-- start MATERIAL TO PROCESS --
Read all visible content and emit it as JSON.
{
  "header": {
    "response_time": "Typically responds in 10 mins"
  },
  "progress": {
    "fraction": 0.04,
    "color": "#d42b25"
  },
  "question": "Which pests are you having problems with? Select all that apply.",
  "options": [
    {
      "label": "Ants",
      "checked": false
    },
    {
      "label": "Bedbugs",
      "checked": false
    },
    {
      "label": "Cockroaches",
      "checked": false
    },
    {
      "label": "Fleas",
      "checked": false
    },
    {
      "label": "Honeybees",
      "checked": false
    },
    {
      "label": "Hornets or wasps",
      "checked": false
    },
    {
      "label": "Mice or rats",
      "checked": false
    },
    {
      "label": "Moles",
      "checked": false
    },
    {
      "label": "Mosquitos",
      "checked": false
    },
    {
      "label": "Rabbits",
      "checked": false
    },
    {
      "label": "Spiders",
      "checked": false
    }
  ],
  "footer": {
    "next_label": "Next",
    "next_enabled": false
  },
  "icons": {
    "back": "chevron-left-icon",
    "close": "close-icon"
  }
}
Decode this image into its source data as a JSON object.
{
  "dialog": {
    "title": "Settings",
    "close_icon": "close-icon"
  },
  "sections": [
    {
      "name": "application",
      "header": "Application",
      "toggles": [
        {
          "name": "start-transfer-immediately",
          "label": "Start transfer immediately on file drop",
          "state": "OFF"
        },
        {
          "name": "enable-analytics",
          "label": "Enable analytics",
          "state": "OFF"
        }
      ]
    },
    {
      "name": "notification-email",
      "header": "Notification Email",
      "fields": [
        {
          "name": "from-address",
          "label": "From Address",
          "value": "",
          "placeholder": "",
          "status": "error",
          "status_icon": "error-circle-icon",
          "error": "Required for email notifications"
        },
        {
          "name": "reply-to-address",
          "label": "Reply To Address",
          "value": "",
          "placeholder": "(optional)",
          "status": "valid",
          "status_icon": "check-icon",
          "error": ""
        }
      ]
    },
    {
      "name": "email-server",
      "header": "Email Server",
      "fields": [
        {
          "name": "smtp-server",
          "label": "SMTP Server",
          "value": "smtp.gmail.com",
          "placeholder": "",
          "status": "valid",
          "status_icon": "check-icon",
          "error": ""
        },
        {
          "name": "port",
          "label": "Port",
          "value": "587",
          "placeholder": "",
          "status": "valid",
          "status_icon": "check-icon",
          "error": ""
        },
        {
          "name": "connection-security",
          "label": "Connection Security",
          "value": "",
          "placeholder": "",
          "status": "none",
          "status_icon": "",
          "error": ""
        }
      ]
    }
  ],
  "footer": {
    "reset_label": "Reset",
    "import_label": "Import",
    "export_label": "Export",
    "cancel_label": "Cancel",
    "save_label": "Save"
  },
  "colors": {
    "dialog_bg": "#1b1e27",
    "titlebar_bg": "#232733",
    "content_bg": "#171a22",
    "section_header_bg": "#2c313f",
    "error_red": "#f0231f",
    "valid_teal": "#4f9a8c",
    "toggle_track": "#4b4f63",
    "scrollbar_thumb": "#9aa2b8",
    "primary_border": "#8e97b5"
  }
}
-- end MATERIAL TO PROCESS --
- [DIRECTIONS]:
Look through the entries above and list every line containing "analytics".

- [RESULT OF THIS EXERCISE]:
          "name": "enable-analytics",
          "label": "Enable analytics",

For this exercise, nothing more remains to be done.